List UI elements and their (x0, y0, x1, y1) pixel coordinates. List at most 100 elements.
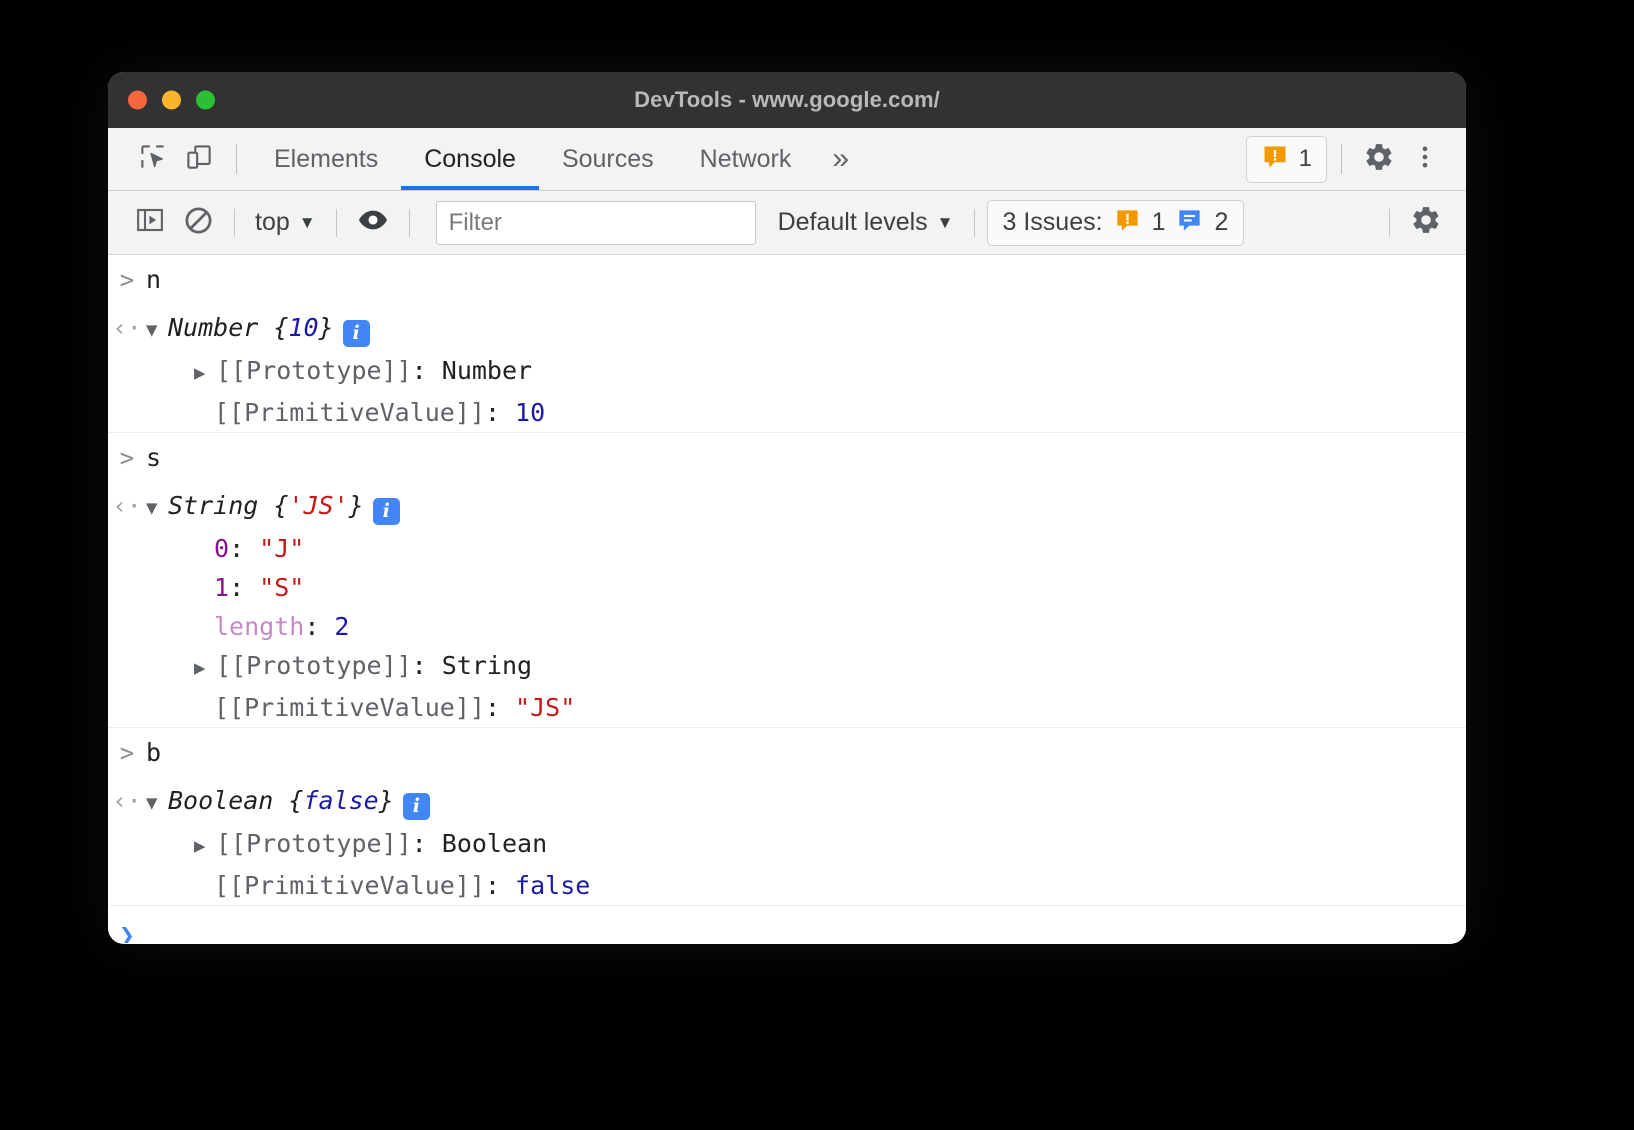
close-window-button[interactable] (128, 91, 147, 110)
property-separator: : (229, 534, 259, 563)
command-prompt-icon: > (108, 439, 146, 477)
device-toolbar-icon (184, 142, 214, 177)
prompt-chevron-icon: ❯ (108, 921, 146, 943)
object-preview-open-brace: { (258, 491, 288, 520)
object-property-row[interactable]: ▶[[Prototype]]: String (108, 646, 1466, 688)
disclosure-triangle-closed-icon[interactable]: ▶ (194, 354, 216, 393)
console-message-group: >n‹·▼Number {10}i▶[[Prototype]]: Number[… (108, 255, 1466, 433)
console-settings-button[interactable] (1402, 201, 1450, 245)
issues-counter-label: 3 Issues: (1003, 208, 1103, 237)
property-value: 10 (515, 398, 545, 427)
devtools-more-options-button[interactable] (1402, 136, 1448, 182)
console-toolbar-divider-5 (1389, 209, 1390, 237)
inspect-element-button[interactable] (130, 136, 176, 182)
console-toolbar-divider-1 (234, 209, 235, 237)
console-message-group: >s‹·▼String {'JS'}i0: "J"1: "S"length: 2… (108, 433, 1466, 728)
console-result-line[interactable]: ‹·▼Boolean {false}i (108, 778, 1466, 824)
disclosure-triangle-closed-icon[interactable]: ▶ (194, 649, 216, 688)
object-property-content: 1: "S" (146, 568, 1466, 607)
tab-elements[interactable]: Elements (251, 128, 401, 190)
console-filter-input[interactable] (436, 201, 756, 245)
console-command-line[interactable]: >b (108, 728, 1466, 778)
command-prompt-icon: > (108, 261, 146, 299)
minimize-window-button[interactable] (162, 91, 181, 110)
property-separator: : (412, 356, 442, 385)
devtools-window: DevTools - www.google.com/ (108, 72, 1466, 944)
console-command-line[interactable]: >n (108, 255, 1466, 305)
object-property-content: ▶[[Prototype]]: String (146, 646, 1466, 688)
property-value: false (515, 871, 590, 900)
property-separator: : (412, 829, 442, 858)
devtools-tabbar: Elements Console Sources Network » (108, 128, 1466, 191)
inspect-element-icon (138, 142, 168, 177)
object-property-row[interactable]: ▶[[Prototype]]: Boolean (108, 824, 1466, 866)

> [やること]
上の資料を一行も変えずにそのまま書き写してください。画像は答えに入れないでください。

> [この問題の答え]
List UI elements and their (x0, y0, x1, y1) pixel coordinates. List at most 100 elements.
close-window-button[interactable] (128, 91, 147, 110)
property-separator: : (229, 534, 259, 563)
command-prompt-icon: > (108, 439, 146, 477)
device-toolbar-icon (184, 142, 214, 177)
prompt-chevron-icon: ❯ (108, 921, 146, 943)
object-preview-open-brace: { (258, 491, 288, 520)
object-property-row[interactable]: ▶[[Prototype]]: String (108, 646, 1466, 688)
disclosure-triangle-closed-icon[interactable]: ▶ (194, 354, 216, 393)
console-message-group: >n‹·▼Number {10}i▶[[Prototype]]: Number[… (108, 255, 1466, 433)
console-settings-button[interactable] (1402, 201, 1450, 245)
issues-counter-label: 3 Issues: (1003, 208, 1103, 237)
property-value: 10 (515, 398, 545, 427)
devtools-more-options-button[interactable] (1402, 136, 1448, 182)
console-toolbar-divider-5 (1389, 209, 1390, 237)
inspect-element-button[interactable] (130, 136, 176, 182)
console-toolbar-divider-1 (234, 209, 235, 237)
console-message-group: >s‹·▼String {'JS'}i0: "J"1: "S"length: 2… (108, 433, 1466, 728)
console-result-line[interactable]: ‹·▼Boolean {false}i (108, 778, 1466, 824)
disclosure-triangle-closed-icon[interactable]: ▶ (194, 649, 216, 688)
object-property-content: 1: "S" (146, 568, 1466, 607)
tab-elements[interactable]: Elements (251, 128, 401, 190)
console-filter-input[interactable] (436, 201, 756, 245)
console-command-line[interactable]: >b (108, 728, 1466, 778)
command-prompt-icon: > (108, 261, 146, 299)
minimize-window-button[interactable] (162, 91, 181, 110)
property-separator: : (412, 356, 442, 385)
devtools-window: DevTools - www.google.com/ (108, 72, 1466, 944)
console-command-line[interactable]: >n (108, 255, 1466, 305)
object-property-content: ▶[[Prototype]]: String (146, 646, 1466, 688)
property-value: false (515, 871, 590, 900)
property-separator: : (412, 829, 442, 858)
devtools-tabbar: Elements Console Sources Network » (108, 128, 1466, 191)
inspect-element-icon (138, 142, 168, 177)
object-property-row[interactable]: ▶[[Prototype]]: Boolean (108, 824, 1466, 866)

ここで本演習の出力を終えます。